===== Entries supplied

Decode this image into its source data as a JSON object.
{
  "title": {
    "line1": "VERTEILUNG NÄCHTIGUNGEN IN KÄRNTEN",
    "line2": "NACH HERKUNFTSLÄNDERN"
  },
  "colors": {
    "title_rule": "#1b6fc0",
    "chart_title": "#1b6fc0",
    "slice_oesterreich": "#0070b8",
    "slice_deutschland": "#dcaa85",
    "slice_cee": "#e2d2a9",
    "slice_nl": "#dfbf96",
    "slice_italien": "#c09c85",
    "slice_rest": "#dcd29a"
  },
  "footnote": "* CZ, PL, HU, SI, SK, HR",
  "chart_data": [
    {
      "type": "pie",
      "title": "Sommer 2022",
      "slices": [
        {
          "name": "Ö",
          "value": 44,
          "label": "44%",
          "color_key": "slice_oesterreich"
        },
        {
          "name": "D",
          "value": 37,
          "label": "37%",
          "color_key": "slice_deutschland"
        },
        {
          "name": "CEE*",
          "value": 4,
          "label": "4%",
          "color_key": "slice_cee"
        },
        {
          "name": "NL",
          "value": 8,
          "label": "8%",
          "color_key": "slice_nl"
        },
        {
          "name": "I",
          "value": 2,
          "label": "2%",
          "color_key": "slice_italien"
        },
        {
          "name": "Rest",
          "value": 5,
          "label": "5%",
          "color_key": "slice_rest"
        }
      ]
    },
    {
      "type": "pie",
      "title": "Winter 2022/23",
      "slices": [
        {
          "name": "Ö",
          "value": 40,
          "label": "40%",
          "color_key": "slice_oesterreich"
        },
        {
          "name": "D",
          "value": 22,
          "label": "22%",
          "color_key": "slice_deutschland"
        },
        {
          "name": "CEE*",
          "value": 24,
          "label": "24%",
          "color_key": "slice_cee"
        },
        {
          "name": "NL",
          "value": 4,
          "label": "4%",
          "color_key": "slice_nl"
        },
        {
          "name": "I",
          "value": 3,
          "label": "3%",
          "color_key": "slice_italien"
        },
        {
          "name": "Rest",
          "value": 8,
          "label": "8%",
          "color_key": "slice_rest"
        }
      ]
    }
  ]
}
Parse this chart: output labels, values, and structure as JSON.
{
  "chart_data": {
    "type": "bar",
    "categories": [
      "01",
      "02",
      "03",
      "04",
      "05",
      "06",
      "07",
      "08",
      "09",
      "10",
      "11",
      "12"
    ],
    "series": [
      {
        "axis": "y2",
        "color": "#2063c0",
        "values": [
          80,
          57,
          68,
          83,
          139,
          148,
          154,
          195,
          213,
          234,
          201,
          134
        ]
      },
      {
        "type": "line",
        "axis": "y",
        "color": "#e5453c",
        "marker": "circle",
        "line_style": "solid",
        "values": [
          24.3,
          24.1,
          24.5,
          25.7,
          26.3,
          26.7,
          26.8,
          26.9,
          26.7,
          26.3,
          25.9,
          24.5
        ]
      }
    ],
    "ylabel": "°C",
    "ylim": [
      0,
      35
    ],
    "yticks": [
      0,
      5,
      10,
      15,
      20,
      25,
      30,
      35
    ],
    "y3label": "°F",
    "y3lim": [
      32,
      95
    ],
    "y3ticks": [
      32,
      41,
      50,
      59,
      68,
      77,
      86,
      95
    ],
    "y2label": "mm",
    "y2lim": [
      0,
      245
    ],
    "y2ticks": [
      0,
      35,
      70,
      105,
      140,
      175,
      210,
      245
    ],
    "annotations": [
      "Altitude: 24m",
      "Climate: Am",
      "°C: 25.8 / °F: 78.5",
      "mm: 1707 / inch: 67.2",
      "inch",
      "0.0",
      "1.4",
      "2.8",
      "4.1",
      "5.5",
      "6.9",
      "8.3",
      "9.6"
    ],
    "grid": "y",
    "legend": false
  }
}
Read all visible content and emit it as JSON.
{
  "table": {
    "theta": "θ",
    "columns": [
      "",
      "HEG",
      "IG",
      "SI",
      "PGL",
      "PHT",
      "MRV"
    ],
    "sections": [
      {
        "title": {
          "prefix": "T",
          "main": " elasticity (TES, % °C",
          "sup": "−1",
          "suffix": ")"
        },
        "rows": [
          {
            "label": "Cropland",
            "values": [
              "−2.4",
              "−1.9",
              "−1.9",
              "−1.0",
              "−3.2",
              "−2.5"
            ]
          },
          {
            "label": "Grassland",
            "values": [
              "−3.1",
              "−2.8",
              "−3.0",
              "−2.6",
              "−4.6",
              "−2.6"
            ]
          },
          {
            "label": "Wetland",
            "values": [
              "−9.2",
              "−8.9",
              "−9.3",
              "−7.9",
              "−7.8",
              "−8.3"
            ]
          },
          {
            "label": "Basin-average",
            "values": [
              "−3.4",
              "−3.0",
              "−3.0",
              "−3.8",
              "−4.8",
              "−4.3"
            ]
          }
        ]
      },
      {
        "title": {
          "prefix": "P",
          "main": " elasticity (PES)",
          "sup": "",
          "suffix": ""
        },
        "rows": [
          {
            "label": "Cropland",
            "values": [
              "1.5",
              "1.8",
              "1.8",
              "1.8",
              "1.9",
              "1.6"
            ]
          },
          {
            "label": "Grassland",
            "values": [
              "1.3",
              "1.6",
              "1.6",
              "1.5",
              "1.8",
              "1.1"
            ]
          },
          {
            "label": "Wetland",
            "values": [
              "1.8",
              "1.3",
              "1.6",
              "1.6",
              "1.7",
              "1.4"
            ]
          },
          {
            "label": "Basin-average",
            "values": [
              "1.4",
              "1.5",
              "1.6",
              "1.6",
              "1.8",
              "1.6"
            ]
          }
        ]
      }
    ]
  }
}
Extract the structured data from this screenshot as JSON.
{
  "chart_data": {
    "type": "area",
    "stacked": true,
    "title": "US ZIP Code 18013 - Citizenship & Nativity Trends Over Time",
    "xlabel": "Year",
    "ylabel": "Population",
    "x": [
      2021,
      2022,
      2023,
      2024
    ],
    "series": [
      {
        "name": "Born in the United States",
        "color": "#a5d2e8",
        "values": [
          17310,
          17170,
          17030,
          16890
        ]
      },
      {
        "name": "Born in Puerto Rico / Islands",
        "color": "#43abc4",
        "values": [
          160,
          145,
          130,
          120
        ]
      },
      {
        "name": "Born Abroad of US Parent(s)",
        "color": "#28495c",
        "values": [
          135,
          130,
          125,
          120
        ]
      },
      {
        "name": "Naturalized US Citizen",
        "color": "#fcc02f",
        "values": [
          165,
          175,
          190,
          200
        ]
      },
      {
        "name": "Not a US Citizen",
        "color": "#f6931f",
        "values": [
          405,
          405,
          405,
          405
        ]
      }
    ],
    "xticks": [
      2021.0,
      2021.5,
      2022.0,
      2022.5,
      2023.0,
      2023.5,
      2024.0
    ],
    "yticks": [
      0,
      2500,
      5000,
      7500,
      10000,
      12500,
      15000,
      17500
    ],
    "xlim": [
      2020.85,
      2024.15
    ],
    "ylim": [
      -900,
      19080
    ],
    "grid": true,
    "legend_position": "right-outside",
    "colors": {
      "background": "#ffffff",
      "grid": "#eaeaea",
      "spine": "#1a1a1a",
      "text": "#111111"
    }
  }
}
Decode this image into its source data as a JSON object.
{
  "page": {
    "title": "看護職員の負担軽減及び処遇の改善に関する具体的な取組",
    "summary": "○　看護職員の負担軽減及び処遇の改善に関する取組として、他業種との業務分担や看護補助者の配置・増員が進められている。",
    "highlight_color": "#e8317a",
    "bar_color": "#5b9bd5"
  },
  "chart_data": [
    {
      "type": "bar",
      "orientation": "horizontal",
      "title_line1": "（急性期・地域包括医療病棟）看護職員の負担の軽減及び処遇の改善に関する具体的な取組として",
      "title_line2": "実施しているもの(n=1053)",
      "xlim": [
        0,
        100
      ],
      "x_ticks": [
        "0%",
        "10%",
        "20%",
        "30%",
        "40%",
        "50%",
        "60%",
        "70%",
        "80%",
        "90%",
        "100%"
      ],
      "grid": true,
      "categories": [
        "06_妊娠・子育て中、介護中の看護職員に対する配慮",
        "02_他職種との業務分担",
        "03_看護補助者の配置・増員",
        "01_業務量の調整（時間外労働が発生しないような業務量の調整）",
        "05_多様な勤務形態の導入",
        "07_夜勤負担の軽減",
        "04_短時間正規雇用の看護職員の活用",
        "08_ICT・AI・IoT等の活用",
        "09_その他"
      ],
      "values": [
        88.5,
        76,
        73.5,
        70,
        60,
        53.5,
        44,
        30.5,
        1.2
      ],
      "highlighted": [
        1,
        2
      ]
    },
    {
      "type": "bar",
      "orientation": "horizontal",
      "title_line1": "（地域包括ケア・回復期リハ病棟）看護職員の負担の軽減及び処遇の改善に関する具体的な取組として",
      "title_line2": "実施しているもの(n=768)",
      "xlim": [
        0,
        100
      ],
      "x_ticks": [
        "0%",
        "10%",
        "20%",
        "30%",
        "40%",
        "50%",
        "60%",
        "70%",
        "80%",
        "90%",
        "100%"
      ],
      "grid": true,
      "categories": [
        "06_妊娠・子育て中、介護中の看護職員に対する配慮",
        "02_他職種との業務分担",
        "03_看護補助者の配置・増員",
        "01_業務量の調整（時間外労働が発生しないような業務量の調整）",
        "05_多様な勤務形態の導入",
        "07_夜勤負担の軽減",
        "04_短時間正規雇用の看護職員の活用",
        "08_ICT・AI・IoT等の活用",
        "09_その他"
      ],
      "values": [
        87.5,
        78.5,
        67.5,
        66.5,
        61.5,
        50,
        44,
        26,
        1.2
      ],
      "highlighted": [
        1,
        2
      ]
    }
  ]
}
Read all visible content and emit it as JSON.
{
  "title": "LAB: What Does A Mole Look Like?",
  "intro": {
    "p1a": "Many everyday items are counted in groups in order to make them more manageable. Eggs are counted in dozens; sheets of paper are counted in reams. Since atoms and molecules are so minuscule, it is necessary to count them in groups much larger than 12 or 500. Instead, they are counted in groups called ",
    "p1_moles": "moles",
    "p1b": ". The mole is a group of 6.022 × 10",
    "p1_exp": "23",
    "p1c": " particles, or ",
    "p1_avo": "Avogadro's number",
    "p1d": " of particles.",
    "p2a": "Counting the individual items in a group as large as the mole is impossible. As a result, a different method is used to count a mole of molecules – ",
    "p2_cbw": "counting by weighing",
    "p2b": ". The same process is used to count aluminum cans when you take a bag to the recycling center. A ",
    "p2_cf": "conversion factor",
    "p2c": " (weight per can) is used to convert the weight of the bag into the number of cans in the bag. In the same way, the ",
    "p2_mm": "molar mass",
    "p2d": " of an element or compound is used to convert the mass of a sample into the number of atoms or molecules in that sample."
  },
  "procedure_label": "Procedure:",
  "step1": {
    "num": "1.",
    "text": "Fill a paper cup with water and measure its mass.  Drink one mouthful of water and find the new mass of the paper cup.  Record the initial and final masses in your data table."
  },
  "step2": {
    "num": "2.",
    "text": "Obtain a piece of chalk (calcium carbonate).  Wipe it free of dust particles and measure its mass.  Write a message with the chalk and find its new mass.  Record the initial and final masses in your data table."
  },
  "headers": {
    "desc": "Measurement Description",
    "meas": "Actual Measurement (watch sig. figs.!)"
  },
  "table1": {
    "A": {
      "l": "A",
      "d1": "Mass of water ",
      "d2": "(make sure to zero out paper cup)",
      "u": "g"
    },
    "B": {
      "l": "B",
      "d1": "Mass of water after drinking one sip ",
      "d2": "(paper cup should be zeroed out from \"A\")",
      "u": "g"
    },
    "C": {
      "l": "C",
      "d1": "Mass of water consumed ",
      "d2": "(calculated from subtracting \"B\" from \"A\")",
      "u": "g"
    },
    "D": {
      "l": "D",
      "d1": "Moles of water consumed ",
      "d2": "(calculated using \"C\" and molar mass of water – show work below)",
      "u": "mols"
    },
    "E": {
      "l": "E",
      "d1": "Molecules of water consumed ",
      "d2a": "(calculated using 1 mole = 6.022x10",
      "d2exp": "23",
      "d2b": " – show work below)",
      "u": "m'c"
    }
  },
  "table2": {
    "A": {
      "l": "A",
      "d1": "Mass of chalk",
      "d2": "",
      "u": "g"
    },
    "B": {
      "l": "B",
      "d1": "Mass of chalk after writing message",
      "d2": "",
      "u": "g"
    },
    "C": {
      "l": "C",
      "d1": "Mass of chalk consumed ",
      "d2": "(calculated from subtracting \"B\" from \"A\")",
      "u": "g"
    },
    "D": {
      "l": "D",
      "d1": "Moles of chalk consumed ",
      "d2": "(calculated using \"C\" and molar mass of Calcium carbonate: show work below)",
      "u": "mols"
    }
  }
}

==========

The problem: Identify the lines in the entries above that contain "message", then copy them out.

Full answer:
    "text": "Obtain a piece of chalk (calcium carbonate).  Wipe it free of dust particles and measure its mass.  Write a message with the chalk and find its new mass.  Record the initial and final masses in your data table."
      "d1": "Mass of chalk after writing message",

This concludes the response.